STATED PROBLEM — What is the number of lines containing the string "this"? Answer with the number only.

DATASET ENTRIES —

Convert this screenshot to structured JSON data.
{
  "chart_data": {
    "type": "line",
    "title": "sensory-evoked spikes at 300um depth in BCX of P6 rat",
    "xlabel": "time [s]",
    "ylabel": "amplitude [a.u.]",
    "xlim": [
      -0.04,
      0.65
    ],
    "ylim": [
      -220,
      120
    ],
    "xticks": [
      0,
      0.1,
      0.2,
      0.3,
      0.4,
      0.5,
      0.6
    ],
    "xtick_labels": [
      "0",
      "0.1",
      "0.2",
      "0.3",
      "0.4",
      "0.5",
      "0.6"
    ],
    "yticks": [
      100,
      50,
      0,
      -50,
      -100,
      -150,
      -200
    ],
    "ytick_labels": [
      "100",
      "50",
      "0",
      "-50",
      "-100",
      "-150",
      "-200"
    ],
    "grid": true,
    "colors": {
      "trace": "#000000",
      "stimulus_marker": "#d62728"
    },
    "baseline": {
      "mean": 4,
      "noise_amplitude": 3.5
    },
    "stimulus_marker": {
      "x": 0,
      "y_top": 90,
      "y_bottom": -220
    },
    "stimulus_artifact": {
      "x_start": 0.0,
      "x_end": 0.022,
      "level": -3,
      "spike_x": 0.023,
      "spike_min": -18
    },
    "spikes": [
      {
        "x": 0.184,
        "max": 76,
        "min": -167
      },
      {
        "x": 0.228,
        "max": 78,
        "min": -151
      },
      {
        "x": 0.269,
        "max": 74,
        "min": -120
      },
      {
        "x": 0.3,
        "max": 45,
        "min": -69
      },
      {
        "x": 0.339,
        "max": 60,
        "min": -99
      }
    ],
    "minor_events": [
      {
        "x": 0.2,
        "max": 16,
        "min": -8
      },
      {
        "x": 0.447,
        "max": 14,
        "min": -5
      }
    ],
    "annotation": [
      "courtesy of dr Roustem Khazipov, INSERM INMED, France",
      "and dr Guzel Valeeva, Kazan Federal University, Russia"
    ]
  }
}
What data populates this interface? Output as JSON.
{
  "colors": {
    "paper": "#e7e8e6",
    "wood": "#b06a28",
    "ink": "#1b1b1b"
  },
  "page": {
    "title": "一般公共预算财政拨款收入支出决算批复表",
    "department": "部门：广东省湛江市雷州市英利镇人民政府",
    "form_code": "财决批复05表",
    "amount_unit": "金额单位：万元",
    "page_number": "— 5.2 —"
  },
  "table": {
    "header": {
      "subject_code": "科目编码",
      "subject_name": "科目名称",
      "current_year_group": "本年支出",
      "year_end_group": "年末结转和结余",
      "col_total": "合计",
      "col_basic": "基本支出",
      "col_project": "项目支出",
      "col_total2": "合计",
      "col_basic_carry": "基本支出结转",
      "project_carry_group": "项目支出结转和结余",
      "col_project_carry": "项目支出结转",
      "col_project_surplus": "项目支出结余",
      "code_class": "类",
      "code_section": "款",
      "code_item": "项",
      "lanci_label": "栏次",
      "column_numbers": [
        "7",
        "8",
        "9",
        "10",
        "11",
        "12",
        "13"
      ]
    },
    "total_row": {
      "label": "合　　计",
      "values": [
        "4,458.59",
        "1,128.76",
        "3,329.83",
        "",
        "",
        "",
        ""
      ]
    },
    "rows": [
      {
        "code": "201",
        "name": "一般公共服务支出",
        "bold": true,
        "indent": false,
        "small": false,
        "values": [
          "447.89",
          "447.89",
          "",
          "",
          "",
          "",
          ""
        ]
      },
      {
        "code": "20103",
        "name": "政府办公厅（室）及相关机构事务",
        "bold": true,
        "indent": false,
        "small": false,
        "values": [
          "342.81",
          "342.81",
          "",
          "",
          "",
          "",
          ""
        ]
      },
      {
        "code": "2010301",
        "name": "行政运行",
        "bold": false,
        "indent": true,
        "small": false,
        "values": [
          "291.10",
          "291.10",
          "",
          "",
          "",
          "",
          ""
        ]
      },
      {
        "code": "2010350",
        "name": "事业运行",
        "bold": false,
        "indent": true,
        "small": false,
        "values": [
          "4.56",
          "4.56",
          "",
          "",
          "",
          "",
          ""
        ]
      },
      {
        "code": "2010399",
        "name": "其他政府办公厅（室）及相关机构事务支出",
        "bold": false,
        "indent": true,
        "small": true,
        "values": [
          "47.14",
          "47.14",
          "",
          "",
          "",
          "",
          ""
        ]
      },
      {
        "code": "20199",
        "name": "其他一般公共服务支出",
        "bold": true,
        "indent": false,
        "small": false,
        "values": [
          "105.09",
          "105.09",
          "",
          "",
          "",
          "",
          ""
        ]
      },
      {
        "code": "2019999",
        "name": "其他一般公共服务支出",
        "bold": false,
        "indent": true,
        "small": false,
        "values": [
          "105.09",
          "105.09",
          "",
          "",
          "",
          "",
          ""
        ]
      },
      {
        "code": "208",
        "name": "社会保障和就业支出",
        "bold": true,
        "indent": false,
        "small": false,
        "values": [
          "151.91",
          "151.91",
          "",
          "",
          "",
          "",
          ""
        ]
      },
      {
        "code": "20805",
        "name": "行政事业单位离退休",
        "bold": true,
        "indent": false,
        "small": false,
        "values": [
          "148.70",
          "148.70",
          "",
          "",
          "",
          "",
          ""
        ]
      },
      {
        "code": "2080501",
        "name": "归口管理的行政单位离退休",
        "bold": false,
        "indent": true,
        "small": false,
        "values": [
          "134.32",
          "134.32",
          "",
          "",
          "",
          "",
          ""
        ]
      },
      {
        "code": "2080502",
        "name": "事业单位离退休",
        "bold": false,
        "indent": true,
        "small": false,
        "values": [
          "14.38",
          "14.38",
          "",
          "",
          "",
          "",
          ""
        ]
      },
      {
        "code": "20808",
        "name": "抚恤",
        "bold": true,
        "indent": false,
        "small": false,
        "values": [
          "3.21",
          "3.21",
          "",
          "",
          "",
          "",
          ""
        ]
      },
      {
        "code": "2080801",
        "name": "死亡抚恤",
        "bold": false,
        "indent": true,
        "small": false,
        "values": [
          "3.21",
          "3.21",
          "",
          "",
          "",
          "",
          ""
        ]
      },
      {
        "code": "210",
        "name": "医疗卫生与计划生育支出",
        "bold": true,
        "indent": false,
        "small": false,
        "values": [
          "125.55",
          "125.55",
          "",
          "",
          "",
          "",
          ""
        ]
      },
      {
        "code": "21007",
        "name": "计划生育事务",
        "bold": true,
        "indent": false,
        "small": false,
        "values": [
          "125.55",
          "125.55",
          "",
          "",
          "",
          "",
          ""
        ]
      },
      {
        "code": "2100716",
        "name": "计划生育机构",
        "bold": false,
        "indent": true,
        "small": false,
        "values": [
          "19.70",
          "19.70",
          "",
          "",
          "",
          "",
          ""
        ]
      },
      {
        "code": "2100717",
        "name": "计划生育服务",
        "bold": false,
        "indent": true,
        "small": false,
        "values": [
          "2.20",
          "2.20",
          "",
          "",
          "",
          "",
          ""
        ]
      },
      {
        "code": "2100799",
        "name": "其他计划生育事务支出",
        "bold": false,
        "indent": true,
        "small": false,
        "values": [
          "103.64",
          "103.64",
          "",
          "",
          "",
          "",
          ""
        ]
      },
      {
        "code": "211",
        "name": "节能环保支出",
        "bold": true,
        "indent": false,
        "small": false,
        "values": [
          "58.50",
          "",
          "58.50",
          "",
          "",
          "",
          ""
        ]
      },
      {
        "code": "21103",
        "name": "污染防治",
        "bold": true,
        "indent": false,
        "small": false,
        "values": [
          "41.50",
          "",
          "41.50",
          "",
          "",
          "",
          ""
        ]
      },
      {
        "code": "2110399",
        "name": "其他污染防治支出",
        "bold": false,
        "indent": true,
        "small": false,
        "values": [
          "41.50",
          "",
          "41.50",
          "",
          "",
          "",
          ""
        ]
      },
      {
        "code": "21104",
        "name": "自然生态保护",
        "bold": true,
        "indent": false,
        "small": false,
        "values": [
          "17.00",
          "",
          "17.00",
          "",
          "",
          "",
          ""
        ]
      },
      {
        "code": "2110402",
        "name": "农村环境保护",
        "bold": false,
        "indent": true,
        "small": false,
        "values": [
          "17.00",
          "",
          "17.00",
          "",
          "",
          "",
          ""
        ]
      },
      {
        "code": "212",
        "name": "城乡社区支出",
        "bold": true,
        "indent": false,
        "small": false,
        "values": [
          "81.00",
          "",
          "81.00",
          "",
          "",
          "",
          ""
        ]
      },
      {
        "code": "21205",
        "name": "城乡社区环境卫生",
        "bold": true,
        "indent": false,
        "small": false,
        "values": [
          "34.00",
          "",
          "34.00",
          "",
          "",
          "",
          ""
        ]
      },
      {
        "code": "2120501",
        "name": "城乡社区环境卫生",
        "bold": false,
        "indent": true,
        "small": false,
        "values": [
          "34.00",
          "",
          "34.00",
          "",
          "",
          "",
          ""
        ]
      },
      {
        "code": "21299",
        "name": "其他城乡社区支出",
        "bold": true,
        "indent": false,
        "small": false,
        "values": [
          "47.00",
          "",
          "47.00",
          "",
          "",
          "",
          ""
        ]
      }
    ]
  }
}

TASK ANSWER — 2